Can you reproduce the listing below from its first line through the line containing "section-room xyxy=(229,419,376,516)", both ends included, with every line unchanged?

+++

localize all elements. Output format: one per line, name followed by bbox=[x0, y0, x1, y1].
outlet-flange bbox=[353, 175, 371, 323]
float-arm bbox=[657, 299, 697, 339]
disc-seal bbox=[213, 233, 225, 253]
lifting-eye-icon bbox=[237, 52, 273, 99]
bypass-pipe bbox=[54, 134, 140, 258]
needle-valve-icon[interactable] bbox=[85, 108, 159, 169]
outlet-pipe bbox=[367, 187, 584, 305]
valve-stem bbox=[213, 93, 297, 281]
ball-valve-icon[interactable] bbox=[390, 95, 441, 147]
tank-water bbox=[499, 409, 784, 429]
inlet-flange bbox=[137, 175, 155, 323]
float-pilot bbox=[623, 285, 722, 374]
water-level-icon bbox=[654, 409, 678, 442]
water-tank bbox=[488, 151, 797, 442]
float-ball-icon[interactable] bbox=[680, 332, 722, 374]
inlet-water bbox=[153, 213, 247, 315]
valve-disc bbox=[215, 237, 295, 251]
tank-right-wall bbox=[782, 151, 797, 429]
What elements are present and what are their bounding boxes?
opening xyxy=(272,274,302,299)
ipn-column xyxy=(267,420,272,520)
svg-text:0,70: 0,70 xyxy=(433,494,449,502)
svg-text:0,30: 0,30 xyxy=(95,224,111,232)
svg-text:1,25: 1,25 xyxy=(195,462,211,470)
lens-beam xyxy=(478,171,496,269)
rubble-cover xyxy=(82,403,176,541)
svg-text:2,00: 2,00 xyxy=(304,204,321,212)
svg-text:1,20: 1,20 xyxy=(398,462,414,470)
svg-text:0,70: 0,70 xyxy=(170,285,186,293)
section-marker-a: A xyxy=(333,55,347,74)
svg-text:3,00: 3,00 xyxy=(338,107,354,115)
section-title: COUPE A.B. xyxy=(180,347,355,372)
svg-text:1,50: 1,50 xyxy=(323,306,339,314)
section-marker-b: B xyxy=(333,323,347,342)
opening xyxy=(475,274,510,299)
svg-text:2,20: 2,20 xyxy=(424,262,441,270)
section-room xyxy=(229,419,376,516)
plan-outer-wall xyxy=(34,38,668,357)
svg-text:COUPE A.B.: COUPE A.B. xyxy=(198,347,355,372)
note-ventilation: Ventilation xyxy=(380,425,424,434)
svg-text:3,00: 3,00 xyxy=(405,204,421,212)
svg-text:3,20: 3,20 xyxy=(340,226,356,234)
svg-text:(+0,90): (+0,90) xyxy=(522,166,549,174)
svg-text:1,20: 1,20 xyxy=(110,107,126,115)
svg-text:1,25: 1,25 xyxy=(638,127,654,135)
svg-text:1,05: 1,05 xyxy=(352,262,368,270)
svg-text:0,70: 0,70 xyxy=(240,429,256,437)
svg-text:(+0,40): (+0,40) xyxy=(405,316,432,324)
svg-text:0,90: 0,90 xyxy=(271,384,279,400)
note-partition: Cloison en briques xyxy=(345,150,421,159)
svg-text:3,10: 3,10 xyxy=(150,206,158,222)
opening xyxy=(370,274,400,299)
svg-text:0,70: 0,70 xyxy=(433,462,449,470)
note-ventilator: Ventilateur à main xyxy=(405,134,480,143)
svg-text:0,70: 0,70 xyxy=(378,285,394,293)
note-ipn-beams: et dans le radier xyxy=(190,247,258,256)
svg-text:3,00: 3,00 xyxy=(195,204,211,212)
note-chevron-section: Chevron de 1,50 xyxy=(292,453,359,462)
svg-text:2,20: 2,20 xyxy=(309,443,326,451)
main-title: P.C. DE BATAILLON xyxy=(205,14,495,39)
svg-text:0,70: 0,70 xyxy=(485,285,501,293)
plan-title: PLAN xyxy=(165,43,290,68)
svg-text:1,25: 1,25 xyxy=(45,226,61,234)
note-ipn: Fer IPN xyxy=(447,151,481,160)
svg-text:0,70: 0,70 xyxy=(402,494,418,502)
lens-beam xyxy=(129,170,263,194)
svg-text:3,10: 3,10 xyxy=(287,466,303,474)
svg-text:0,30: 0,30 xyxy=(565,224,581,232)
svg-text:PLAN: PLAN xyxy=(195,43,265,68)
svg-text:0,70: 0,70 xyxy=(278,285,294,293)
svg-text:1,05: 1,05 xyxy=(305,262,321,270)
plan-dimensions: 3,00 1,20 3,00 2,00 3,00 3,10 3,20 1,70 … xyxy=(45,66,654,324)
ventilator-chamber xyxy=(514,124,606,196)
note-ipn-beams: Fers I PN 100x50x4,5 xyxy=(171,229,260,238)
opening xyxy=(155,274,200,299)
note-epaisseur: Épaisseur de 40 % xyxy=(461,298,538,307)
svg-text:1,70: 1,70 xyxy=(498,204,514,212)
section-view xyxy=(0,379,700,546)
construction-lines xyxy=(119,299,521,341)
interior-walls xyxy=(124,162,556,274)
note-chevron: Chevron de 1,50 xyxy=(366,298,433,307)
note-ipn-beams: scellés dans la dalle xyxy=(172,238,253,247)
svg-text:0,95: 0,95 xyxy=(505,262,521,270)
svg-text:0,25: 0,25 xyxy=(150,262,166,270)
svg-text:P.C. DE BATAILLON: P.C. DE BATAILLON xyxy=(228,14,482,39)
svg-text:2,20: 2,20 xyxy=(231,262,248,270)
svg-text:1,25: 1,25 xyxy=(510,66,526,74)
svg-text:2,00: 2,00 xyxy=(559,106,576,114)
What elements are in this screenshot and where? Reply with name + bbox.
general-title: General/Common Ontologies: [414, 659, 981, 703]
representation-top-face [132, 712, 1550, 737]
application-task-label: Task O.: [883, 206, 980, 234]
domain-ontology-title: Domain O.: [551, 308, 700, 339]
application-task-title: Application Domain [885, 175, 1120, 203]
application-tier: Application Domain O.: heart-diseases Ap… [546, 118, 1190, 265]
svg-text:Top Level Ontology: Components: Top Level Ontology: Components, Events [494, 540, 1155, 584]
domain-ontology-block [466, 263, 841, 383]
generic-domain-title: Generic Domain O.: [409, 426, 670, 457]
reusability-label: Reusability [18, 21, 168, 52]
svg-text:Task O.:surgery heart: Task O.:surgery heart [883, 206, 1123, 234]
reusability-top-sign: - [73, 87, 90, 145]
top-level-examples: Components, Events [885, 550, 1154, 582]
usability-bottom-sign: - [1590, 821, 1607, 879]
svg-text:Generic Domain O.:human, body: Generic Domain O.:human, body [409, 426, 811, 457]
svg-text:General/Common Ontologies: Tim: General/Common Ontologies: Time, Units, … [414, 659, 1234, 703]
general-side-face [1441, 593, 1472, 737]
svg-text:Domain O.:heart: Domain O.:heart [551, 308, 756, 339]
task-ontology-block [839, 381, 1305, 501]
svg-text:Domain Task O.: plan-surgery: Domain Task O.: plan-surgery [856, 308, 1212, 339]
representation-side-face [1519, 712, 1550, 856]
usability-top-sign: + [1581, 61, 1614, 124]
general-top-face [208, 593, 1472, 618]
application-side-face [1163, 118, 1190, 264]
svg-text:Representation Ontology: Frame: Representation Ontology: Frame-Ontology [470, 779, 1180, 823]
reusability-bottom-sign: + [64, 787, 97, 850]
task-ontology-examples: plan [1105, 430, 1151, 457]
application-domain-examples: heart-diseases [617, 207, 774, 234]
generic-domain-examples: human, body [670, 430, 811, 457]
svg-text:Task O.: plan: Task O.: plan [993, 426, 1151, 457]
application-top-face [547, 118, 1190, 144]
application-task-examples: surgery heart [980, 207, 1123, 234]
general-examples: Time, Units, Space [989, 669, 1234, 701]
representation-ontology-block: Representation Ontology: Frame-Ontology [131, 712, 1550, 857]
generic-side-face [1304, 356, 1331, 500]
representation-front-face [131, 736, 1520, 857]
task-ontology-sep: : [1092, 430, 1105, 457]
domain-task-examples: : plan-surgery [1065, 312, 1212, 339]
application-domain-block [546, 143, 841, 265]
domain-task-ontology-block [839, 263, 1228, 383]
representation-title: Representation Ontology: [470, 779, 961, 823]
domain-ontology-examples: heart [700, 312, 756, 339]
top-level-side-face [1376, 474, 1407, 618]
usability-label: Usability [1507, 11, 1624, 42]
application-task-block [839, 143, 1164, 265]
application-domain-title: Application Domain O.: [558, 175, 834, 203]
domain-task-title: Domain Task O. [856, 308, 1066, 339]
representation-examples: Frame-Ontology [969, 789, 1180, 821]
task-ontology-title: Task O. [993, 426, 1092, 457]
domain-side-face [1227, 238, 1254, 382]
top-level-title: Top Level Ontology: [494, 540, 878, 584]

+++

> Solution to this problem:
localize all elements. Output format: one per line, name followed by bbox=[x0, y0, x1, y1].
outlet-flange bbox=[353, 175, 371, 323]
float-arm bbox=[657, 299, 697, 339]
disc-seal bbox=[213, 233, 225, 253]
lifting-eye-icon bbox=[237, 52, 273, 99]
bypass-pipe bbox=[54, 134, 140, 258]
needle-valve-icon[interactable] bbox=[85, 108, 159, 169]
outlet-pipe bbox=[367, 187, 584, 305]
valve-stem bbox=[213, 93, 297, 281]
ball-valve-icon[interactable] bbox=[390, 95, 441, 147]
tank-water bbox=[499, 409, 784, 429]
inlet-flange bbox=[137, 175, 155, 323]
float-pilot bbox=[623, 285, 722, 374]
water-level-icon bbox=[654, 409, 678, 442]
water-tank bbox=[488, 151, 797, 442]
float-ball-icon[interactable] bbox=[680, 332, 722, 374]
inlet-water bbox=[153, 213, 247, 315]
valve-disc bbox=[215, 237, 295, 251]
tank-right-wall bbox=[782, 151, 797, 429]
What elements are present and what are their bounding boxes?
opening xyxy=(272,274,302,299)
ipn-column xyxy=(267,420,272,520)
svg-text:0,70: 0,70 xyxy=(433,494,449,502)
svg-text:0,30: 0,30 xyxy=(95,224,111,232)
svg-text:1,25: 1,25 xyxy=(195,462,211,470)
lens-beam xyxy=(478,171,496,269)
rubble-cover xyxy=(82,403,176,541)
svg-text:2,00: 2,00 xyxy=(304,204,321,212)
svg-text:1,20: 1,20 xyxy=(398,462,414,470)
svg-text:0,70: 0,70 xyxy=(170,285,186,293)
section-marker-a: A xyxy=(333,55,347,74)
svg-text:3,00: 3,00 xyxy=(338,107,354,115)
section-title: COUPE A.B. xyxy=(180,347,355,372)
svg-text:1,50: 1,50 xyxy=(323,306,339,314)
section-marker-b: B xyxy=(333,323,347,342)
opening xyxy=(475,274,510,299)
svg-text:2,20: 2,20 xyxy=(424,262,441,270)
section-room xyxy=(229,419,376,516)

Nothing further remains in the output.